> **TASK PROMPT**: For each line of the data below that holds "VoxDash", copy the line.
^^^^
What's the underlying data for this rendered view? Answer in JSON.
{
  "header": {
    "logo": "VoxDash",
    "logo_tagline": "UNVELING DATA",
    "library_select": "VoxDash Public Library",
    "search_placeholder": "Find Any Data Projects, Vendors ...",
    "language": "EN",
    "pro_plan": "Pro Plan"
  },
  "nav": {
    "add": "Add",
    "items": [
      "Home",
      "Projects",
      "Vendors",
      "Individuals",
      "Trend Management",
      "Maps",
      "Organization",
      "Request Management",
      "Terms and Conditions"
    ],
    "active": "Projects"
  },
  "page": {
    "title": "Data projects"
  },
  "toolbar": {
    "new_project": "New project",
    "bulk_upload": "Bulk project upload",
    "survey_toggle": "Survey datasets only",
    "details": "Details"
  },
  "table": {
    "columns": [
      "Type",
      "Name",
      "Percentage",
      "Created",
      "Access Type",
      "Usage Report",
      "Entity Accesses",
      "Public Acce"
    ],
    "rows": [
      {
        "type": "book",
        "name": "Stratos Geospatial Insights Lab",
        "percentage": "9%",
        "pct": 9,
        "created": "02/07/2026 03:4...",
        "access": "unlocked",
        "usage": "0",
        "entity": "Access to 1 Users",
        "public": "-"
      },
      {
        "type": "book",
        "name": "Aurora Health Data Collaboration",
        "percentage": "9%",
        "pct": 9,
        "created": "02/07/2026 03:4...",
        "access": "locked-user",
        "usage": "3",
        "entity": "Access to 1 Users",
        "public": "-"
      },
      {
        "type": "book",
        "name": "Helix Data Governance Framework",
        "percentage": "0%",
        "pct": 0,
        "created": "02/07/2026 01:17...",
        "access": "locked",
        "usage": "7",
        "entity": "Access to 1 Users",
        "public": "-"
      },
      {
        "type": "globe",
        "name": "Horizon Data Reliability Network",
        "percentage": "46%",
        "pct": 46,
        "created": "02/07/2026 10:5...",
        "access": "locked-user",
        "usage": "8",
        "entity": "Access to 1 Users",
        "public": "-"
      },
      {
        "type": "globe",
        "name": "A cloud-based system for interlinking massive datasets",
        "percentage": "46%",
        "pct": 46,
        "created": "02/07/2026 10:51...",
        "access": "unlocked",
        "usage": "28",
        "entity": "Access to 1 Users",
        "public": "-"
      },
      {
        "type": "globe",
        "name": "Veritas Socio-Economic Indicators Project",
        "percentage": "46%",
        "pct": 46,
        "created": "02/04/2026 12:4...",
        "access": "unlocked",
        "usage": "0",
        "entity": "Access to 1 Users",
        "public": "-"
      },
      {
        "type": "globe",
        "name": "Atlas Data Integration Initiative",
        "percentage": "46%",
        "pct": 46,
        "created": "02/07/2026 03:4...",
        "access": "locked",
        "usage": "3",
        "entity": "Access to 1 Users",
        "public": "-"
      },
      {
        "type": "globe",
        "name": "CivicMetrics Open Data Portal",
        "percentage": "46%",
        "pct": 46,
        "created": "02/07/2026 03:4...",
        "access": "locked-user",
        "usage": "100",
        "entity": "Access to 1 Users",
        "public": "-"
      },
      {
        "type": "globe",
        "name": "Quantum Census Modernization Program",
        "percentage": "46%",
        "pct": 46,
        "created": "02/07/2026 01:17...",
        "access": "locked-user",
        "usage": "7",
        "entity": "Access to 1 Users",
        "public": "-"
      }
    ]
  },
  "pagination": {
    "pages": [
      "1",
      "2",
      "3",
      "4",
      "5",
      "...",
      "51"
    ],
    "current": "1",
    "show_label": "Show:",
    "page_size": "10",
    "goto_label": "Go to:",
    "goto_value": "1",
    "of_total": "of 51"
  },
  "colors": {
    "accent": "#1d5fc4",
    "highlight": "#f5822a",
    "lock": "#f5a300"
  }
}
^^^^
> **SOLUTION TO THIS EXERCISE**:
    "logo": "VoxDash",
    "library_select": "VoxDash Public Library",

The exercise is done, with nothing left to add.